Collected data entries
----------

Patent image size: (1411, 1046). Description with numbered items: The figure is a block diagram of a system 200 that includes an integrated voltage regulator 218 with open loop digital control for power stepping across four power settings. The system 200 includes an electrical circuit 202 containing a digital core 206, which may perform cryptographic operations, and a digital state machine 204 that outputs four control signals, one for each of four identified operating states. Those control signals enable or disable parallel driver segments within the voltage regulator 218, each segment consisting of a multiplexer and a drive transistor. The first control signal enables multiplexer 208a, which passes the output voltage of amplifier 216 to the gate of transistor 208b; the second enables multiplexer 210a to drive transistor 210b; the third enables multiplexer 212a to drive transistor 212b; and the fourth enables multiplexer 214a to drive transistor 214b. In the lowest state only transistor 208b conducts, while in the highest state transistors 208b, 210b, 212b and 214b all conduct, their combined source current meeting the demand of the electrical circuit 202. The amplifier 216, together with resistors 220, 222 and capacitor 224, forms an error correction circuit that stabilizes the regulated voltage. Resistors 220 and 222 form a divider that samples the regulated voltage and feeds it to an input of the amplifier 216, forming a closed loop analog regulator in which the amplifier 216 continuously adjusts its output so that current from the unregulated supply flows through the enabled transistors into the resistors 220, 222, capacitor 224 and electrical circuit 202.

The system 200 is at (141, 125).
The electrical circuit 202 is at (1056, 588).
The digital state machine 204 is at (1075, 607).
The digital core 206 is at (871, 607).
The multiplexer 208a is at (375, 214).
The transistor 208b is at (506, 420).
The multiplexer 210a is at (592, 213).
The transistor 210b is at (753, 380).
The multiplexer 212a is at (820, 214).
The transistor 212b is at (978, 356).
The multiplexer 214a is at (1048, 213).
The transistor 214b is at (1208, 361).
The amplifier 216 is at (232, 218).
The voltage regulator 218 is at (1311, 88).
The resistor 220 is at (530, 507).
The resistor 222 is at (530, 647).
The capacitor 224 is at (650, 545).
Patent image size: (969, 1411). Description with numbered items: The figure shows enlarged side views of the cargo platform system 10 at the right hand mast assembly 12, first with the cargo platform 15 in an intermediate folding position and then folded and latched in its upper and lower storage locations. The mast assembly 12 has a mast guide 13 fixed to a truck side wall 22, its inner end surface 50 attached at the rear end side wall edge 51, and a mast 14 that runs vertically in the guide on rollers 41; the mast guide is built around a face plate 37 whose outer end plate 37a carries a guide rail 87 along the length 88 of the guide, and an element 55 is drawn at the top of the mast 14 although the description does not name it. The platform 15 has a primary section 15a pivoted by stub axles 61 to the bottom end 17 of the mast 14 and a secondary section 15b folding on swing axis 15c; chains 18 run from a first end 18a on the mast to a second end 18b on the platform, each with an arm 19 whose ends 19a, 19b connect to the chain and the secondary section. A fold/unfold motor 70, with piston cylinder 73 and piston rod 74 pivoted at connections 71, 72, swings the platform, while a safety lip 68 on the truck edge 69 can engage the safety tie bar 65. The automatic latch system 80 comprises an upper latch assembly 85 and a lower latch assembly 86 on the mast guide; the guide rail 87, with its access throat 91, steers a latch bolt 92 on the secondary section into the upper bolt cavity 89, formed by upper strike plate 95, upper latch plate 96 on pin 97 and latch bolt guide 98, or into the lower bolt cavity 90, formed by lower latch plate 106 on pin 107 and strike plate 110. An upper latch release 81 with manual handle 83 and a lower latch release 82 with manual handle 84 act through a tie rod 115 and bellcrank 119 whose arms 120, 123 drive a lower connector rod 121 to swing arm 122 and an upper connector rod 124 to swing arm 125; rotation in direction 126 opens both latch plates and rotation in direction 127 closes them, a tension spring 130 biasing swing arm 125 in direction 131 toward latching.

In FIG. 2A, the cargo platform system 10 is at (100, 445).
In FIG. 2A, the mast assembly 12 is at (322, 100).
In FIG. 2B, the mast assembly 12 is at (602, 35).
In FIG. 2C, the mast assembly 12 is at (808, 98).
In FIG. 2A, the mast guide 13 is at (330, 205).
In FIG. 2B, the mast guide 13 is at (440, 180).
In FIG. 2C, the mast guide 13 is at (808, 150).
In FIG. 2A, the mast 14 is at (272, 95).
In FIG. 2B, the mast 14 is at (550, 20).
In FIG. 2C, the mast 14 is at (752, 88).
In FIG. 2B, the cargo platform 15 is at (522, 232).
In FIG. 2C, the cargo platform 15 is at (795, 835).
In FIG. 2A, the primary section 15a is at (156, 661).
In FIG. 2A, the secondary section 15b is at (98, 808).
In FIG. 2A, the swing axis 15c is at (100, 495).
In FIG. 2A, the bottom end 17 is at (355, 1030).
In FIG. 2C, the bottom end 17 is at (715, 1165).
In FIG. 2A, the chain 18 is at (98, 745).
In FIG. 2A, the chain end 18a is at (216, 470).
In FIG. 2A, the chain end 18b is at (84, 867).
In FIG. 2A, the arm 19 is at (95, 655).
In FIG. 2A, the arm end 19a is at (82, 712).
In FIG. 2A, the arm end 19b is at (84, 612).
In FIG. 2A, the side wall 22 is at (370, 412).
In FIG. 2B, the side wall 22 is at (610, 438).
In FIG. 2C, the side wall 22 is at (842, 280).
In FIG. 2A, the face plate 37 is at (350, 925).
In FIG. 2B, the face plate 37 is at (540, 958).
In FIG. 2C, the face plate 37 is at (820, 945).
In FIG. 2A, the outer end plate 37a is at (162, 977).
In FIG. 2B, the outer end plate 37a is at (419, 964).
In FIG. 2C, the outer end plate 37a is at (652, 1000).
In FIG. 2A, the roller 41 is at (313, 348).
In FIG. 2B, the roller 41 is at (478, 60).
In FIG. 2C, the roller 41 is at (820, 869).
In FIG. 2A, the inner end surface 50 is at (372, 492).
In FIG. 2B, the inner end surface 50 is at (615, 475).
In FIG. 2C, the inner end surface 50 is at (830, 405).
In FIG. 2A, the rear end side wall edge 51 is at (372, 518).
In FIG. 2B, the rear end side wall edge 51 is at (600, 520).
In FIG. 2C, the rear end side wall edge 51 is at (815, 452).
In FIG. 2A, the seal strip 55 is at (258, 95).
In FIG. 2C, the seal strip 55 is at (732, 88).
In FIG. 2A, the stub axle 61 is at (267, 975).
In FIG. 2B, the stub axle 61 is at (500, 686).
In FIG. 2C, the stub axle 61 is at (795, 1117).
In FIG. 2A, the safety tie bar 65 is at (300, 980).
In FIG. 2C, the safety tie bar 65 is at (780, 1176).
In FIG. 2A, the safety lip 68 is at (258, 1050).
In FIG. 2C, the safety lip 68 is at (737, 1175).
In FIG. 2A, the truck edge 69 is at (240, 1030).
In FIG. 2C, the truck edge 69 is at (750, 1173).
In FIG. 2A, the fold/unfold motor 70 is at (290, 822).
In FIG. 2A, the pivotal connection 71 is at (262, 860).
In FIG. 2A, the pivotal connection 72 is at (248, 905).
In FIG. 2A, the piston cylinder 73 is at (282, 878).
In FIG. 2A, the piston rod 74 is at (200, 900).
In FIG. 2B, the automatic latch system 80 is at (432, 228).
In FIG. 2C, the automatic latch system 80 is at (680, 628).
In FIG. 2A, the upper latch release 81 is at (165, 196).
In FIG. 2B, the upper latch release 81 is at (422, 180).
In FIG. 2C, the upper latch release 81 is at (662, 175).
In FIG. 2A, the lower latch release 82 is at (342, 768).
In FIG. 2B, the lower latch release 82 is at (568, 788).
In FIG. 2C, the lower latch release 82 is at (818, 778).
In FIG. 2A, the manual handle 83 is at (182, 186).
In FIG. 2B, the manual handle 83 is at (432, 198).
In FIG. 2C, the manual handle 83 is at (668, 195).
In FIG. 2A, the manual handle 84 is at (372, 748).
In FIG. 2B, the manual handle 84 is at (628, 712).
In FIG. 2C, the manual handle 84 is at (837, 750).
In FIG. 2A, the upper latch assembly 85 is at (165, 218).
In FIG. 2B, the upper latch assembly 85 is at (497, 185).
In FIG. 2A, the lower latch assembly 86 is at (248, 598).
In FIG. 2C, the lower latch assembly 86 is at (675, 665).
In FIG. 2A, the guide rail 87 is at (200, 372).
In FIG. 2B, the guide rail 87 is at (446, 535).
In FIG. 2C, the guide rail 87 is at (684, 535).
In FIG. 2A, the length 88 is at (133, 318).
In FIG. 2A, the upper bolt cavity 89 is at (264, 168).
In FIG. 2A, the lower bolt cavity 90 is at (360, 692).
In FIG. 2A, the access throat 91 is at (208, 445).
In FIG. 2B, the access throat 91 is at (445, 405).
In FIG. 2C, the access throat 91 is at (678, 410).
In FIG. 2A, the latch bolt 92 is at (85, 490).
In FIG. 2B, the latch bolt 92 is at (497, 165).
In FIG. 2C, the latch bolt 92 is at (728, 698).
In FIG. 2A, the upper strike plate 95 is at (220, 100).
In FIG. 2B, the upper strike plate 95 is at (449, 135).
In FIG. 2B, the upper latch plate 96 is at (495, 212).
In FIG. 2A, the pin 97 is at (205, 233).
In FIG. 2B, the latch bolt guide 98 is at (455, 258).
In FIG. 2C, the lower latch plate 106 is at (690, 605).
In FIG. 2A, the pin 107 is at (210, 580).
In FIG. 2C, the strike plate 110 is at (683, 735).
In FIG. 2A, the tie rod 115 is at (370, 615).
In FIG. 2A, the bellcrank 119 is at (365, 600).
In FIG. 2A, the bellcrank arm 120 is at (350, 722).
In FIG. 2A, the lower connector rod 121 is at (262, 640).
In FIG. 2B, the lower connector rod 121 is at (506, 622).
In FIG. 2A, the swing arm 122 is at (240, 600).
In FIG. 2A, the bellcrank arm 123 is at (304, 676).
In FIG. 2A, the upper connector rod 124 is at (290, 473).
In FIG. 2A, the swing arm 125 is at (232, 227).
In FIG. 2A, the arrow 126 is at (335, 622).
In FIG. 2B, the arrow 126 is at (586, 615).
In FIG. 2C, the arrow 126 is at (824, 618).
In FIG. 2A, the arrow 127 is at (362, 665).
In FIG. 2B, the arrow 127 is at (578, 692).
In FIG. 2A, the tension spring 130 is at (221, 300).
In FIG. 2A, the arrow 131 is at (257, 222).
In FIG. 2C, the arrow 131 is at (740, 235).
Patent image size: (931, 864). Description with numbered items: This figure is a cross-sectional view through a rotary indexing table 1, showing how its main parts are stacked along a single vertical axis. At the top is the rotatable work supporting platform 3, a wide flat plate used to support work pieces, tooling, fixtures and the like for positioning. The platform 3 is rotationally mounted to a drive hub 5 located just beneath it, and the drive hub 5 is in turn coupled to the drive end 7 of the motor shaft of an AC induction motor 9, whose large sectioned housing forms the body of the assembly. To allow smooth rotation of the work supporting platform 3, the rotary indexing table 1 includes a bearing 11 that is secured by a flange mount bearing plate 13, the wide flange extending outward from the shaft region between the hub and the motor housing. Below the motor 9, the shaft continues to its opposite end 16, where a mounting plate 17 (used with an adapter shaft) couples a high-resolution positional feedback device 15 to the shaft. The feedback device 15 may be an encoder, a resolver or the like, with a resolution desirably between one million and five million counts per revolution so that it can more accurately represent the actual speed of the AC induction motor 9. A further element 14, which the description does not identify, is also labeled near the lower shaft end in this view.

----------

WHAT IS EXPECTED
Reproduce verbatim the lines above that run from the start of the entries through the line containing "The electrical circuit 202 is at (1056, 588).", with both the first line and that line included.

SOLUTION TO THE EXERCISE
Patent image size: (1411, 1046). Description with numbered items: The figure is a block diagram of a system 200 that includes an integrated voltage regulator 218 with open loop digital control for power stepping across four power settings. The system 200 includes an electrical circuit 202 containing a digital core 206, which may perform cryptographic operations, and a digital state machine 204 that outputs four control signals, one for each of four identified operating states. Those control signals enable or disable parallel driver segments within the voltage regulator 218, each segment consisting of a multiplexer and a drive transistor. The first control signal enables multiplexer 208a, which passes the output voltage of amplifier 216 to the gate of transistor 208b; the second enables multiplexer 210a to drive transistor 210b; the third enables multiplexer 212a to drive transistor 212b; and the fourth enables multiplexer 214a to drive transistor 214b. In the lowest state only transistor 208b conducts, while in the highest state transistors 208b, 210b, 212b and 214b all conduct, their combined source current meeting the demand of the electrical circuit 202. The amplifier 216, together with resistors 220, 222 and capacitor 224, forms an error correction circuit that stabilizes the regulated voltage. Resistors 220 and 222 form a divider that samples the regulated voltage and feeds it to an input of the amplifier 216, forming a closed loop analog regulator in which the amplifier 216 continuously adjusts its output so that current from the unregulated supply flows through the enabled transistors into the resistors 220, 222, capacitor 224 and electrical circuit 202.

The system 200 is at (141, 125).
The electrical circuit 202 is at (1056, 588).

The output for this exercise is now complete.